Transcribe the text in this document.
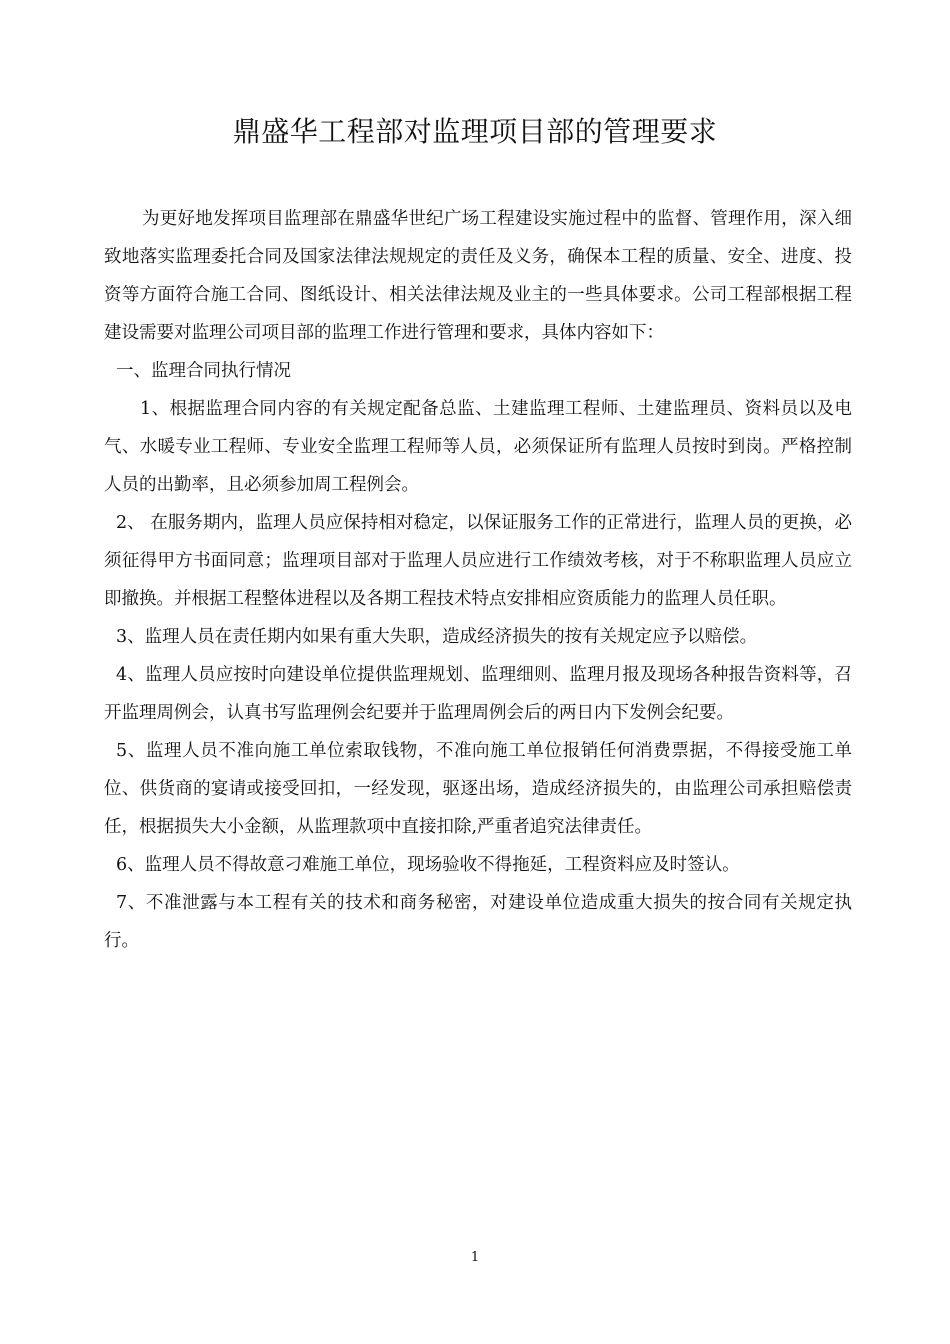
鼎盛华工程部对监理项目部的管理要求

为更好地发挥项目监理部在鼎盛华世纪广场工程建设实施过程中的监督、管理作用，深入细致地落实监理委托合同及国家法律法规规定的责任及义务，确保本工程的质量、安全、进度、投资等方面符合施工合同、图纸设计、相关法律法规及业主的一些具体要求。公司工程部根据工程建设需要对监理公司项目部的监理工作进行管理和要求，具体内容如下：

一、监理合同执行情况

1、根据监理合同内容的有关规定配备总监、土建监理工程师、土建监理员、资料员以及电气、水暖专业工程师、专业安全监理工程师等人员，必须保证所有监理人员按时到岗。严格控制人员的出勤率，且必须参加周工程例会。

2、 在服务期内，监理人员应保持相对稳定，以保证服务工作的正常进行，监理人员的更换，必须征得甲方书面同意；监理项目部对于监理人员应进行工作绩效考核，对于不称职监理人员应立即撤换。并根据工程整体进程以及各期工程技术特点安排相应资质能力的监理人员任职。

3、监理人员在责任期内如果有重大失职，造成经济损失的按有关规定应予以赔偿。

4、监理人员应按时向建设单位提供监理规划、监理细则、监理月报及现场各种报告资料等，召开监理周例会，认真书写监理例会纪要并于监理周例会后的两日内下发例会纪要。

5、监理人员不准向施工单位索取钱物，不准向施工单位报销任何消费票据，不得接受施工单位、供货商的宴请或接受回扣，一经发现，驱逐出场，造成经济损失的，由监理公司承担赔偿责任，根据损失大小金额，从监理款项中直接扣除,严重者追究法律责任。

6、监理人员不得故意刁难施工单位，现场验收不得拖延，工程资料应及时签认。

7、不准泄露与本工程有关的技术和商务秘密，对建设单位造成重大损失的按合同有关规定执行。

1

■ **Exercise prompt**
Restate the listing above word for word, and skip the pictures.

■ **Answer for the task**
Transcribe the text in this document.
鼎盛华工程部对监理项目部的管理要求

为更好地发挥项目监理部在鼎盛华世纪广场工程建设实施过程中的监督、管理作用，深入细致地落实监理委托合同及国家法律法规规定的责任及义务，确保本工程的质量、安全、进度、投资等方面符合施工合同、图纸设计、相关法律法规及业主的一些具体要求。公司工程部根据工程建设需要对监理公司项目部的监理工作进行管理和要求，具体内容如下：

一、监理合同执行情况

1、根据监理合同内容的有关规定配备总监、土建监理工程师、土建监理员、资料员以及电气、水暖专业工程师、专业安全监理工程师等人员，必须保证所有监理人员按时到岗。严格控制人员的出勤率，且必须参加周工程例会。

2、 在服务期内，监理人员应保持相对稳定，以保证服务工作的正常进行，监理人员的更换，必须征得甲方书面同意；监理项目部对于监理人员应进行工作绩效考核，对于不称职监理人员应立即撤换。并根据工程整体进程以及各期工程技术特点安排相应资质能力的监理人员任职。

3、监理人员在责任期内如果有重大失职，造成经济损失的按有关规定应予以赔偿。

4、监理人员应按时向建设单位提供监理规划、监理细则、监理月报及现场各种报告资料等，召开监理周例会，认真书写监理例会纪要并于监理周例会后的两日内下发例会纪要。

5、监理人员不准向施工单位索取钱物，不准向施工单位报销任何消费票据，不得接受施工单位、供货商的宴请或接受回扣，一经发现，驱逐出场，造成经济损失的，由监理公司承担赔偿责任，根据损失大小金额，从监理款项中直接扣除,严重者追究法律责任。

6、监理人员不得故意刁难施工单位，现场验收不得拖延，工程资料应及时签认。

7、不准泄露与本工程有关的技术和商务秘密，对建设单位造成重大损失的按合同有关规定执行。

1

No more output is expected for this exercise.